Work to do. Where the word "Bound" occurs in a line, return that line.

Begin

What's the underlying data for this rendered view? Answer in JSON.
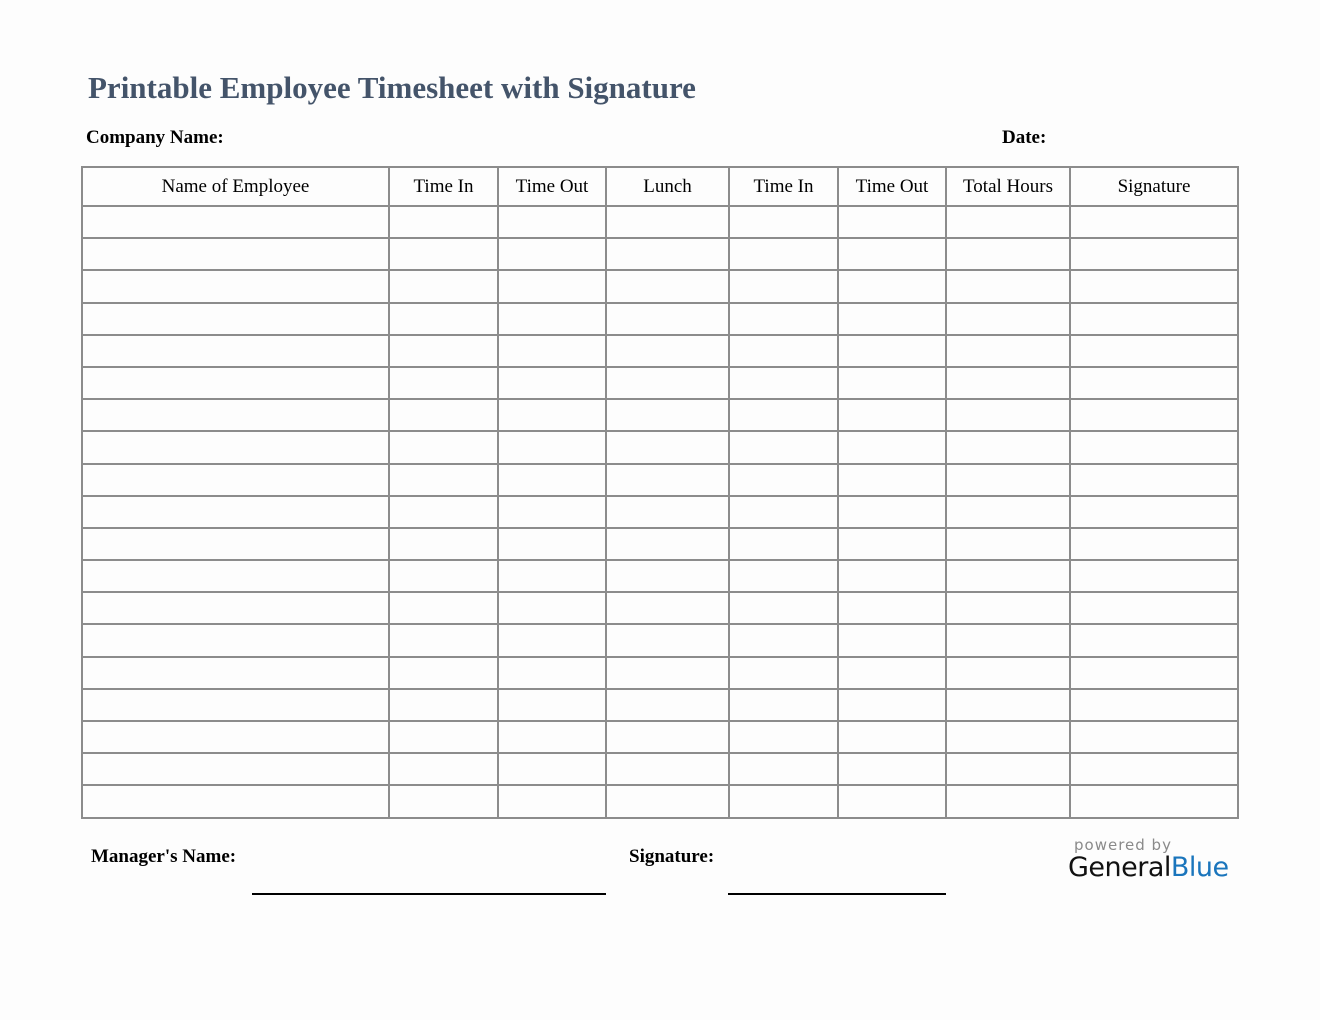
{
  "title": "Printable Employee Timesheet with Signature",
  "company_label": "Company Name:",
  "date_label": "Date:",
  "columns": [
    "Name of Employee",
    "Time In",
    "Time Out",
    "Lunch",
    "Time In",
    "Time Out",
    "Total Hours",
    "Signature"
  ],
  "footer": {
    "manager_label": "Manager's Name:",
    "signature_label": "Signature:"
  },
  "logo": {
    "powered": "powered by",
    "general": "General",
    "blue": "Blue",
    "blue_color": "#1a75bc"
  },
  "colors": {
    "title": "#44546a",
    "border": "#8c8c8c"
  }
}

End
Begin

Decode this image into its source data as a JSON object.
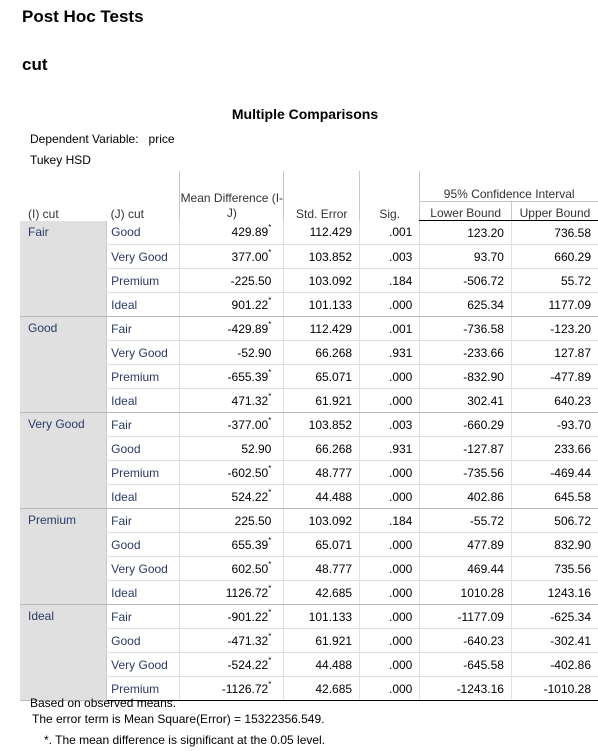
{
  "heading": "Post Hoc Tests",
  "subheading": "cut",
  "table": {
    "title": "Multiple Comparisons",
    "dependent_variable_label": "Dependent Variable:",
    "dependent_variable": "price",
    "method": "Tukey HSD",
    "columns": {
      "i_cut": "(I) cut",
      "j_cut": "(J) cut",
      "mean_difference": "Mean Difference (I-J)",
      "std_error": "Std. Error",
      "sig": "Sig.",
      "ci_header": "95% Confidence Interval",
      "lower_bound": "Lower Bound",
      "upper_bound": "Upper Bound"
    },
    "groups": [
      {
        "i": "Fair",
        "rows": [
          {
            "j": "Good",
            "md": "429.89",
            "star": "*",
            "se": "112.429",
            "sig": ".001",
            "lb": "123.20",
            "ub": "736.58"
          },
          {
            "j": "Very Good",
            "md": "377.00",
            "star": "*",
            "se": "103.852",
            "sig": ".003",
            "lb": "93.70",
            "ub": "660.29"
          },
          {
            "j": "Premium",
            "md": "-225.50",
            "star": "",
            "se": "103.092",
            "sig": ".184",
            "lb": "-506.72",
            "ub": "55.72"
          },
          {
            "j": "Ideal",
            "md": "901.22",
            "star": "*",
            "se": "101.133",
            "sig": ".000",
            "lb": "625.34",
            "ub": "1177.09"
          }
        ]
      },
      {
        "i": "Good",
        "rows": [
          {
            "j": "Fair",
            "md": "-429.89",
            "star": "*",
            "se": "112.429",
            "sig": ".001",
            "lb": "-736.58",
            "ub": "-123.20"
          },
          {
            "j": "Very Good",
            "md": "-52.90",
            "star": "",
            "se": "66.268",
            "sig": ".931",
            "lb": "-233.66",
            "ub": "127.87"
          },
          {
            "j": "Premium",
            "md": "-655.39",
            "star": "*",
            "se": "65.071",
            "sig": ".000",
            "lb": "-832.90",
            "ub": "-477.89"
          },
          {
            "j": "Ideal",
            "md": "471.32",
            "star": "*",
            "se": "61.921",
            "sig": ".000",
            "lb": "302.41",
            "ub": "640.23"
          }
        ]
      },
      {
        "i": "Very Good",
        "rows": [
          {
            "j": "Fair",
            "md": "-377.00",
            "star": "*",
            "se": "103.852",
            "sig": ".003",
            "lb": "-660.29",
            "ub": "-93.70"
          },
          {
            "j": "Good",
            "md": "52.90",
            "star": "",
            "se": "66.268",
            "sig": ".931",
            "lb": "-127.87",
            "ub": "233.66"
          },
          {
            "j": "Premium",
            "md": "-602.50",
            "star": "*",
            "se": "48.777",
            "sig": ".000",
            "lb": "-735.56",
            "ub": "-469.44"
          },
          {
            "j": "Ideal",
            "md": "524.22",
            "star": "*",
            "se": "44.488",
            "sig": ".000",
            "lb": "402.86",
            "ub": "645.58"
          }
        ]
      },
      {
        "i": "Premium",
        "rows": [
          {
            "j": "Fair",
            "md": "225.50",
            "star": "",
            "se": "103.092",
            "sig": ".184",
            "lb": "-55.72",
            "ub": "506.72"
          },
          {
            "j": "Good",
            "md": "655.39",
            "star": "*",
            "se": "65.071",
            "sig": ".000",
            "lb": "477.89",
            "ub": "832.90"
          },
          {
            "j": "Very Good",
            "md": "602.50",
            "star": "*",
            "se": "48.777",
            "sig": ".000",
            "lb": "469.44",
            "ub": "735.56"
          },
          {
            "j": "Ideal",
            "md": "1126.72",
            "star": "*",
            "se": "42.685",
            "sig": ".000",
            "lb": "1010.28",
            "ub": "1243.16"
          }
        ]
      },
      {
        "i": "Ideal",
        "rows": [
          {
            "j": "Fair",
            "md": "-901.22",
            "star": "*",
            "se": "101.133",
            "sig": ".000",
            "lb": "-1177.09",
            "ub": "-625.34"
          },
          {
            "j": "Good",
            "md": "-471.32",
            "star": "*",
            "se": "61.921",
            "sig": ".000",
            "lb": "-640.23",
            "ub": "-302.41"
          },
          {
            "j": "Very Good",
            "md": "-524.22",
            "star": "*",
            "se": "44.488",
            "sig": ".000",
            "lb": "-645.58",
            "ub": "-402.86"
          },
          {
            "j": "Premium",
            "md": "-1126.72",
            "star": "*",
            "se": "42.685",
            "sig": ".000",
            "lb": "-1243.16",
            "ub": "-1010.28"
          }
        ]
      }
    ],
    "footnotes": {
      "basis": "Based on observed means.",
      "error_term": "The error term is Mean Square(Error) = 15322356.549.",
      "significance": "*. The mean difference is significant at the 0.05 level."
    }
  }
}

End

Response to the exercise.
      "lower_bound": "Lower Bound",
      "upper_bound": "Upper Bound"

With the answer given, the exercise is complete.